=== Records for processing ===
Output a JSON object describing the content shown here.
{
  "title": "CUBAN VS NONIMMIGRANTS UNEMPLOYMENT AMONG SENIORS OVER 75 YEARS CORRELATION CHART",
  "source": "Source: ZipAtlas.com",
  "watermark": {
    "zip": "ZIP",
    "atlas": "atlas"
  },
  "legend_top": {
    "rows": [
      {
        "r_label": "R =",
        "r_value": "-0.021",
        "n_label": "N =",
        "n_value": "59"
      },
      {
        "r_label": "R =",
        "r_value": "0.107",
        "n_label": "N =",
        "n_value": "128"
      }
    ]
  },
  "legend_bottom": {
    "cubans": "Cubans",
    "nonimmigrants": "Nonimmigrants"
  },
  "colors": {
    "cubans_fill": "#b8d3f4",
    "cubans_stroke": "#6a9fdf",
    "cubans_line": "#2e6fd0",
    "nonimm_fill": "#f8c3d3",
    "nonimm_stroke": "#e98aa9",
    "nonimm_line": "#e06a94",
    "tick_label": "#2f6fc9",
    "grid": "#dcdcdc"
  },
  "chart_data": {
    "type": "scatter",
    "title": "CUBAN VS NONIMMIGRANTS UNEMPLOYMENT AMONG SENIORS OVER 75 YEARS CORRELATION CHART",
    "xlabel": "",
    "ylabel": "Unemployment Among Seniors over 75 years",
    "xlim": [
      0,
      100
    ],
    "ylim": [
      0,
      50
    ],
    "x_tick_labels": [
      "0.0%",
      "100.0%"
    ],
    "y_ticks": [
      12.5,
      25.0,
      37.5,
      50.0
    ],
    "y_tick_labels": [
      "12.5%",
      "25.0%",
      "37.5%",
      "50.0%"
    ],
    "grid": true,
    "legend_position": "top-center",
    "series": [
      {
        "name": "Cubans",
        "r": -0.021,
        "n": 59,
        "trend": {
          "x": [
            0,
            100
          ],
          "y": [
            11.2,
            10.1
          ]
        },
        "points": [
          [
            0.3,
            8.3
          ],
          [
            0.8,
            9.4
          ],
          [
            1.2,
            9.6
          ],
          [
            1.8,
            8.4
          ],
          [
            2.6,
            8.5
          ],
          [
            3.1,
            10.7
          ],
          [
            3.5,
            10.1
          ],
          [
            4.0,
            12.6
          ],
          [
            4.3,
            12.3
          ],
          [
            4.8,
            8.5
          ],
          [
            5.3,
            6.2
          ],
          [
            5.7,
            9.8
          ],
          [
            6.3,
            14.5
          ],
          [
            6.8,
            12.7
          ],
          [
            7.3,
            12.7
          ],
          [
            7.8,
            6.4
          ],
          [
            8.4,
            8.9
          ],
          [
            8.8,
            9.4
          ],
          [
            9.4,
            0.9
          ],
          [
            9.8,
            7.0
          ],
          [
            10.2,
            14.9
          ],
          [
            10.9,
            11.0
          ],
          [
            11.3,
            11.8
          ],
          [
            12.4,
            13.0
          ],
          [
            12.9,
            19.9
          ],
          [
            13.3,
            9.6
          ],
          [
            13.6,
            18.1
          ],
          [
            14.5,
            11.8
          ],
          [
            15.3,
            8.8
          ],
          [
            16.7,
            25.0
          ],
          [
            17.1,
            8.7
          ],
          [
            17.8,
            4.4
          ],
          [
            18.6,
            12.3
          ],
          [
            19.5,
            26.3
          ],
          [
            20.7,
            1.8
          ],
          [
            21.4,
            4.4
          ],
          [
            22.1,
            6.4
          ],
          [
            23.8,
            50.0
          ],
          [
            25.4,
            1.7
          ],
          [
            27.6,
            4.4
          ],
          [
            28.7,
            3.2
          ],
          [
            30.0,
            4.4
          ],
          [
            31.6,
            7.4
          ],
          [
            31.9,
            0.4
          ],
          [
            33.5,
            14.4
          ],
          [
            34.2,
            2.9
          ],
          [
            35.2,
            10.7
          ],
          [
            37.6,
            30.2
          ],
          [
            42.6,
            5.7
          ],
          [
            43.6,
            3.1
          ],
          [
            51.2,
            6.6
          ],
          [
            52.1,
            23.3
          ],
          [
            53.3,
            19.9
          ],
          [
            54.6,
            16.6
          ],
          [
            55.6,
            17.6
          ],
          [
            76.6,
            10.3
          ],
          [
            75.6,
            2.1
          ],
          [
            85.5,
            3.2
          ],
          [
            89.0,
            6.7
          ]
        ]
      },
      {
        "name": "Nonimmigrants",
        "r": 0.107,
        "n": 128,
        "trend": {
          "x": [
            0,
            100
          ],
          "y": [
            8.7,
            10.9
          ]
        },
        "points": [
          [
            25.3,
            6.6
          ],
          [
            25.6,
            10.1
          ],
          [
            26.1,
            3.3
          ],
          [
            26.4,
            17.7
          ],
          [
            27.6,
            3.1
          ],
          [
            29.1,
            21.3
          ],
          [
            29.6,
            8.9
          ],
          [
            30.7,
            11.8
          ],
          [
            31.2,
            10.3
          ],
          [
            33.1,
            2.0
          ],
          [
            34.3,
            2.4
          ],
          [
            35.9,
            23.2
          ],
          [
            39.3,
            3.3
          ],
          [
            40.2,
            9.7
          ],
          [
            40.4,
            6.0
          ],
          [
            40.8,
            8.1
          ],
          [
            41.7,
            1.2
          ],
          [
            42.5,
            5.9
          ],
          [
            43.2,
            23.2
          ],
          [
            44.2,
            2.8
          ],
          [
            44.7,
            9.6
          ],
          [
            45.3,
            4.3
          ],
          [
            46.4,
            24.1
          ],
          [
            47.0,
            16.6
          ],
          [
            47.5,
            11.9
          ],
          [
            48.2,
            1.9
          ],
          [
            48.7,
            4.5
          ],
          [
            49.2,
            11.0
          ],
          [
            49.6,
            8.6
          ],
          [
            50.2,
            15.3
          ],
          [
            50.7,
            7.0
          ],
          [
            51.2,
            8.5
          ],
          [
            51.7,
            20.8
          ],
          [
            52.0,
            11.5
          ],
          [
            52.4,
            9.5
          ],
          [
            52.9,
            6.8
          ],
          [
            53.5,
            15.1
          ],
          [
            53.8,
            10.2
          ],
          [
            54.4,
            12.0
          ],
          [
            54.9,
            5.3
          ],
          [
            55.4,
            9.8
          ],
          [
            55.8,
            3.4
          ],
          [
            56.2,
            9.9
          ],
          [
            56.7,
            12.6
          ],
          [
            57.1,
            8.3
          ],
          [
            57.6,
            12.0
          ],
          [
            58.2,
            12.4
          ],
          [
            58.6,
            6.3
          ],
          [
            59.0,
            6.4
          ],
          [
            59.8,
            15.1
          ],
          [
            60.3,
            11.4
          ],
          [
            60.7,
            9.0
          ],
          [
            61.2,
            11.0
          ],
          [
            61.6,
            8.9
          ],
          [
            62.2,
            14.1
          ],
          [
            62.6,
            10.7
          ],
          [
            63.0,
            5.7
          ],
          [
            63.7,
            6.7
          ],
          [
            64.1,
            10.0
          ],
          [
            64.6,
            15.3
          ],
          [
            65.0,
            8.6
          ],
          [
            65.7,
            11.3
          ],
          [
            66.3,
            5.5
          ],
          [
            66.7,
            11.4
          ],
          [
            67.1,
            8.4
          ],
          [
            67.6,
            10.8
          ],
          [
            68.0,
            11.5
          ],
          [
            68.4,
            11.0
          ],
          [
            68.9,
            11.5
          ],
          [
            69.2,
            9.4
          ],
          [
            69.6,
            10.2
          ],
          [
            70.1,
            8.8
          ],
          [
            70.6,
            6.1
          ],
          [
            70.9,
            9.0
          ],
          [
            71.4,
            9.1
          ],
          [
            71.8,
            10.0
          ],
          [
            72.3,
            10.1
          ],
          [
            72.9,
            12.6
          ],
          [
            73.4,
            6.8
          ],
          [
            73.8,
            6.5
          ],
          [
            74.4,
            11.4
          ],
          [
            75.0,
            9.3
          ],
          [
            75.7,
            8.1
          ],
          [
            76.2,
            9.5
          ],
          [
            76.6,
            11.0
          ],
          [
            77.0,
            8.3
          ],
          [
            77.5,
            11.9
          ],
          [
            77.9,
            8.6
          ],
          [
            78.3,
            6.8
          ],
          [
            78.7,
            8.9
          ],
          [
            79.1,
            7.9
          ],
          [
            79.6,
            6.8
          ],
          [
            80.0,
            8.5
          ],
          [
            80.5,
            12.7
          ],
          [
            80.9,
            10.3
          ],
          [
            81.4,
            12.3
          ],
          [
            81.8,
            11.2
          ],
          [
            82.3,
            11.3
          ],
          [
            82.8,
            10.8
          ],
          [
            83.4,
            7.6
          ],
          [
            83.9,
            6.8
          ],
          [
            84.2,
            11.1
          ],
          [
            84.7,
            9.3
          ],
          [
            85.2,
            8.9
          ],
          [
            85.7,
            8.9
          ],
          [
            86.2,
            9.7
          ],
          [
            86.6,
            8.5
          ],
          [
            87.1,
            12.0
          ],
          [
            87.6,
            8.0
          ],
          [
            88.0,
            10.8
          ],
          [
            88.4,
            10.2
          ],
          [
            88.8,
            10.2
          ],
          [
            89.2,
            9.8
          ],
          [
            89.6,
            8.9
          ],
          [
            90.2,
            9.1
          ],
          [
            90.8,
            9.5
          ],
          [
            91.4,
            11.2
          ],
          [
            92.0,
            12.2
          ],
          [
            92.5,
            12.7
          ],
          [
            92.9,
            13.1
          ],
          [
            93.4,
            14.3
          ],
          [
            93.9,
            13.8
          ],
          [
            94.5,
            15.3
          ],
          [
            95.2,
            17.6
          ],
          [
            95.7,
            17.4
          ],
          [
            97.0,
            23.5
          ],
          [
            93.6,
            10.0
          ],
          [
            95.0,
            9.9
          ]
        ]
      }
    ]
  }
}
===
# What the task requires:
Copy out the lines that hold "title".

# Correct result:
  "title": "CUBAN VS NONIMMIGRANTS UNEMPLOYMENT AMONG SENIORS OVER 75 YEARS CORRELATION CHART",
    "title": "CUBAN VS NONIMMIGRANTS UNEMPLOYMENT AMONG SENIORS OVER 75 YEARS CORRELATION CHART",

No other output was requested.